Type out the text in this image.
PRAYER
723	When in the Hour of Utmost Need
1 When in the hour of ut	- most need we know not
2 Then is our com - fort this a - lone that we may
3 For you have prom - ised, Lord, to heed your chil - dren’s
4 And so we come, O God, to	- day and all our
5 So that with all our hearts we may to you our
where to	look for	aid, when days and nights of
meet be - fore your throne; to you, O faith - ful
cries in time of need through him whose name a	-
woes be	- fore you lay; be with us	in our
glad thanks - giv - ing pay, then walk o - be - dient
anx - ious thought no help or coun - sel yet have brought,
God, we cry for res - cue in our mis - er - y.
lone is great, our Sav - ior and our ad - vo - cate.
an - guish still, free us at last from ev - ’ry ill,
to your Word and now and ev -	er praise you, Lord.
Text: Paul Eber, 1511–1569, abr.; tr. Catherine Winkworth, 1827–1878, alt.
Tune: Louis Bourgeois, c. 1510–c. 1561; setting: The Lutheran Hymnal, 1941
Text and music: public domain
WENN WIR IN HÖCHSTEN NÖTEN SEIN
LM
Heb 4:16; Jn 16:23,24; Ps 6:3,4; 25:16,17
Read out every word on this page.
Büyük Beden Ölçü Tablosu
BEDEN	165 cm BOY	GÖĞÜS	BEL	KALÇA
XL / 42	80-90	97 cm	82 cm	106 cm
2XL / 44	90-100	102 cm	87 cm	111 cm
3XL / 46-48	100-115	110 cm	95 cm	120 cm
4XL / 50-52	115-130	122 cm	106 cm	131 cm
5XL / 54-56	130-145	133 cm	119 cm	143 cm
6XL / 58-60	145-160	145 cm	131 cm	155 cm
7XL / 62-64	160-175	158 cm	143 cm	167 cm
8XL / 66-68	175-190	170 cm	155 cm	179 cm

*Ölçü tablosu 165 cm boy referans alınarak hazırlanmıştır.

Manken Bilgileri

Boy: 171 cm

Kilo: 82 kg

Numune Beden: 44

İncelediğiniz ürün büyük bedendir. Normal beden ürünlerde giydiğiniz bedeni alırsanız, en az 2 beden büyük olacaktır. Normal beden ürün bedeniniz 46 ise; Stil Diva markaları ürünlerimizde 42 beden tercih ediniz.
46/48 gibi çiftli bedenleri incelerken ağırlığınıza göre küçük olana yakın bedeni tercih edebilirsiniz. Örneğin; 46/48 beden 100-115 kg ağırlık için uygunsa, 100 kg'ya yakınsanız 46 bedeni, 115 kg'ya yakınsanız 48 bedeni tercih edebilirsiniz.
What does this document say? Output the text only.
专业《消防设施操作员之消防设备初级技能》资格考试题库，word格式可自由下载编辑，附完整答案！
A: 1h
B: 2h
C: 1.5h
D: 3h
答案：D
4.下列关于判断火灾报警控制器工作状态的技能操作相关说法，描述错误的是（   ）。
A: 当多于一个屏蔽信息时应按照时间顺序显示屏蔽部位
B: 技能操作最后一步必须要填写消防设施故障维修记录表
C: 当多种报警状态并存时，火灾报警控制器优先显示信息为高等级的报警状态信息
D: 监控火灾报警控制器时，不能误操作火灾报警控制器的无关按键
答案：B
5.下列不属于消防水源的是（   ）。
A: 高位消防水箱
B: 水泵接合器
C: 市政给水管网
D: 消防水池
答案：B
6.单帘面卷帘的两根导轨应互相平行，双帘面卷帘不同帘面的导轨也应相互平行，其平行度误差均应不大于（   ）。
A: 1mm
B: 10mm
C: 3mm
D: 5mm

****

▸ **Instruction**:
Return, word for word, each line from the line that contains "What does this" to the end of the listing above; include both end lines and nothing else.

▸ **Expected answer**:
What does this document say? Output the text only.
专业《消防设施操作员之消防设备初级技能》资格考试题库，word格式可自由下载编辑，附完整答案！
A: 1h
B: 2h
C: 1.5h
D: 3h
答案：D
4.下列关于判断火灾报警控制器工作状态的技能操作相关说法，描述错误的是（   ）。
A: 当多于一个屏蔽信息时应按照时间顺序显示屏蔽部位
B: 技能操作最后一步必须要填写消防设施故障维修记录表
C: 当多种报警状态并存时，火灾报警控制器优先显示信息为高等级的报警状态信息
D: 监控火灾报警控制器时，不能误操作火灾报警控制器的无关按键
答案：B
5.下列不属于消防水源的是（   ）。
A: 高位消防水箱
B: 水泵接合器
C: 市政给水管网
D: 消防水池
答案：B
6.单帘面卷帘的两根导轨应互相平行，双帘面卷帘不同帘面的导轨也应相互平行，其平行度误差均应不大于（   ）。
A: 1mm
B: 10mm
C: 3mm
D: 5mm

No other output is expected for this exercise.